### [Exercise directions]
Write the data out again exactly, dropping any images it holds.
**** Input rows ****
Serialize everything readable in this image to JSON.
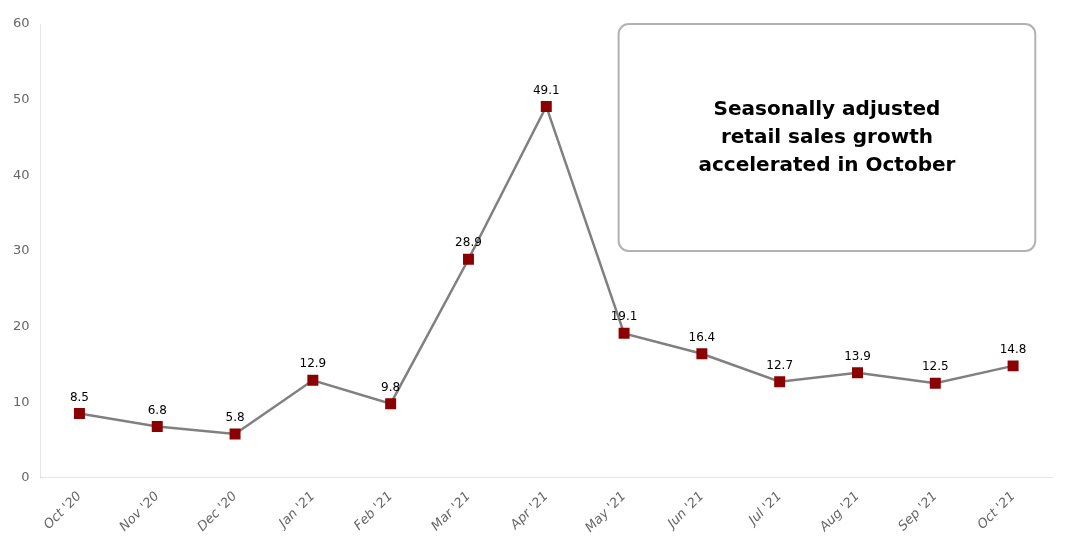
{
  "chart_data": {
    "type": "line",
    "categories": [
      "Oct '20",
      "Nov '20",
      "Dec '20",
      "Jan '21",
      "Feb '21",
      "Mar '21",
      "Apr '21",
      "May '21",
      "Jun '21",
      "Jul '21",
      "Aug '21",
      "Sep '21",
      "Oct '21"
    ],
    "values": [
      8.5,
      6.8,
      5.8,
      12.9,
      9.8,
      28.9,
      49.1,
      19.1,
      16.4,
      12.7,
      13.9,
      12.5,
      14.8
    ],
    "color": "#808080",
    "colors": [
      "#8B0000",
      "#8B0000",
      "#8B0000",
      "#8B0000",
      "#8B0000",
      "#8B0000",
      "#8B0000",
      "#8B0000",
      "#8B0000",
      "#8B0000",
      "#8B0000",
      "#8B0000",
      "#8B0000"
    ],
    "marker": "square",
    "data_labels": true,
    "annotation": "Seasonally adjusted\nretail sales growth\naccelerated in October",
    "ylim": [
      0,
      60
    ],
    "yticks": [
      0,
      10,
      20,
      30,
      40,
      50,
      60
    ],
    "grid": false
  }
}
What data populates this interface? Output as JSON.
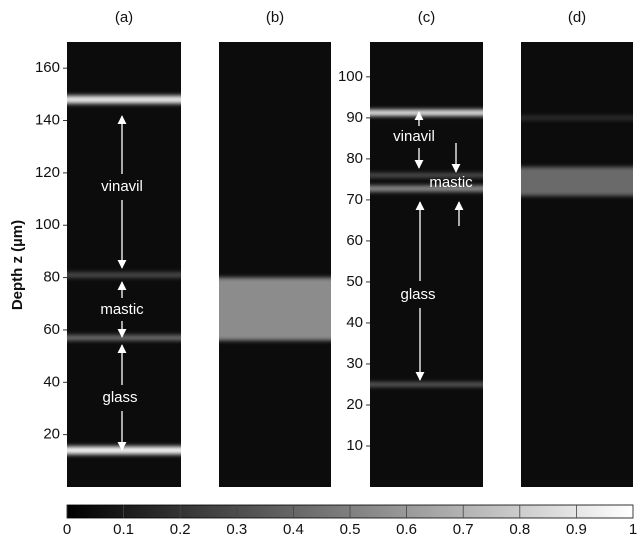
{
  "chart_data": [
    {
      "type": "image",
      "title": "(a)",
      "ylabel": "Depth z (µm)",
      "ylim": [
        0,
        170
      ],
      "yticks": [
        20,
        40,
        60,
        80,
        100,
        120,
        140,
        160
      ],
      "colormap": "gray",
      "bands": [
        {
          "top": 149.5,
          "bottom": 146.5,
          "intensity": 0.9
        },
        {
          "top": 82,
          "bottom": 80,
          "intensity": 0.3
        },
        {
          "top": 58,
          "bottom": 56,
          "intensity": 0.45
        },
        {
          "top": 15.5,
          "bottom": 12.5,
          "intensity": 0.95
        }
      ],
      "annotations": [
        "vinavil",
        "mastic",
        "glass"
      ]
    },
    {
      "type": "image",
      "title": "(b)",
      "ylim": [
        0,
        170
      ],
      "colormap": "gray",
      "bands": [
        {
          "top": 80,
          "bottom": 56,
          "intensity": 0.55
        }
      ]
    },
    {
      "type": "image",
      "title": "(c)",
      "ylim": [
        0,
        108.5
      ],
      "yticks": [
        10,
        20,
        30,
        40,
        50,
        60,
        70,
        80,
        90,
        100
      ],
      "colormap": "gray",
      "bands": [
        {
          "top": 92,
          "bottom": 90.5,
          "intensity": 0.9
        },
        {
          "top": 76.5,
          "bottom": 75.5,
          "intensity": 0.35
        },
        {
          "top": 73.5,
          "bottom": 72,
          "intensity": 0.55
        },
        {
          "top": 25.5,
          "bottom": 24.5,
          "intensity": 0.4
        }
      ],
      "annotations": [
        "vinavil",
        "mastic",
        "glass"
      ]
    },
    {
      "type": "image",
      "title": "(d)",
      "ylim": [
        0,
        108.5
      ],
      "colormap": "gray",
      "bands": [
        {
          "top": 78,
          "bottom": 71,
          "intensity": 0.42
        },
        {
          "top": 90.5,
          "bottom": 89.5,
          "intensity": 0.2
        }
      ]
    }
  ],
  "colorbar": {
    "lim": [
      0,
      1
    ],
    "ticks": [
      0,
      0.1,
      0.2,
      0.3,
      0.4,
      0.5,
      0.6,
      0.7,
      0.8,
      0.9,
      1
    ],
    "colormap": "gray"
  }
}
****
### [Output for this task]
Serialize everything readable in this image to JSON.
{
  "chart_data": {
    "type": "line",
    "categories": [
      "Oct '20",
      "Nov '20",
      "Dec '20",
      "Jan '21",
      "Feb '21",
      "Mar '21",
      "Apr '21",
      "May '21",
      "Jun '21",
      "Jul '21",
      "Aug '21",
      "Sep '21",
      "Oct '21"
    ],
    "values": [
      8.5,
      6.8,
      5.8,
      12.9,
      9.8,
      28.9,
      49.1,
      19.1,
      16.4,
      12.7,
      13.9,
      12.5,
      14.8
    ],
    "color": "#808080",
    "colors": [
      "#8B0000",
      "#8B0000",
      "#8B0000",
      "#8B0000",
      "#8B0000",
      "#8B0000",
      "#8B0000",
      "#8B0000",
      "#8B0000",
      "#8B0000",
      "#8B0000",
      "#8B0000",
      "#8B0000"
    ],
    "marker": "square",
    "data_labels": true,
    "annotation": "Seasonally adjusted\nretail sales growth\naccelerated in October",
    "ylim": [
      0,
      60
    ],
    "yticks": [
      0,
      10,
      20,
      30,
      40,
      50,
      60
    ],
    "grid": false
  }
}
What data populates this interface? Output as JSON.
{
  "chart_data": [
    {
      "type": "image",
      "title": "(a)",
      "ylabel": "Depth z (µm)",
      "ylim": [
        0,
        170
      ],
      "yticks": [
        20,
        40,
        60,
        80,
        100,
        120,
        140,
        160
      ],
      "colormap": "gray",
      "bands": [
        {
          "top": 149.5,
          "bottom": 146.5,
          "intensity": 0.9
        },
        {
          "top": 82,
          "bottom": 80,
          "intensity": 0.3
        },
        {
          "top": 58,
          "bottom": 56,
          "intensity": 0.45
        },
        {
          "top": 15.5,
          "bottom": 12.5,
          "intensity": 0.95
        }
      ],
      "annotations": [
        "vinavil",
        "mastic",
        "glass"
      ]
    },
    {
      "type": "image",
      "title": "(b)",
      "ylim": [
        0,
        170
      ],
      "colormap": "gray",
      "bands": [
        {
          "top": 80,
          "bottom": 56,
          "intensity": 0.55
        }
      ]
    },
    {
      "type": "image",
      "title": "(c)",
      "ylim": [
        0,
        108.5
      ],
      "yticks": [
        10,
        20,
        30,
        40,
        50,
        60,
        70,
        80,
        90,
        100
      ],
      "colormap": "gray",
      "bands": [
        {
          "top": 92,
          "bottom": 90.5,
          "intensity": 0.9
        },
        {
          "top": 76.5,
          "bottom": 75.5,
          "intensity": 0.35
        },
        {
          "top": 73.5,
          "bottom": 72,
          "intensity": 0.55
        },
        {
          "top": 25.5,
          "bottom": 24.5,
          "intensity": 0.4
        }
      ],
      "annotations": [
        "vinavil",
        "mastic",
        "glass"
      ]
    },
    {
      "type": "image",
      "title": "(d)",
      "ylim": [
        0,
        108.5
      ],
      "colormap": "gray",
      "bands": [
        {
          "top": 78,
          "bottom": 71,
          "intensity": 0.42
        },
        {
          "top": 90.5,
          "bottom": 89.5,
          "intensity": 0.2
        }
      ]
    }
  ],
  "colorbar": {
    "lim": [
      0,
      1
    ],
    "ticks": [
      0,
      0.1,
      0.2,
      0.3,
      0.4,
      0.5,
      0.6,
      0.7,
      0.8,
      0.9,
      1
    ],
    "colormap": "gray"
  }
}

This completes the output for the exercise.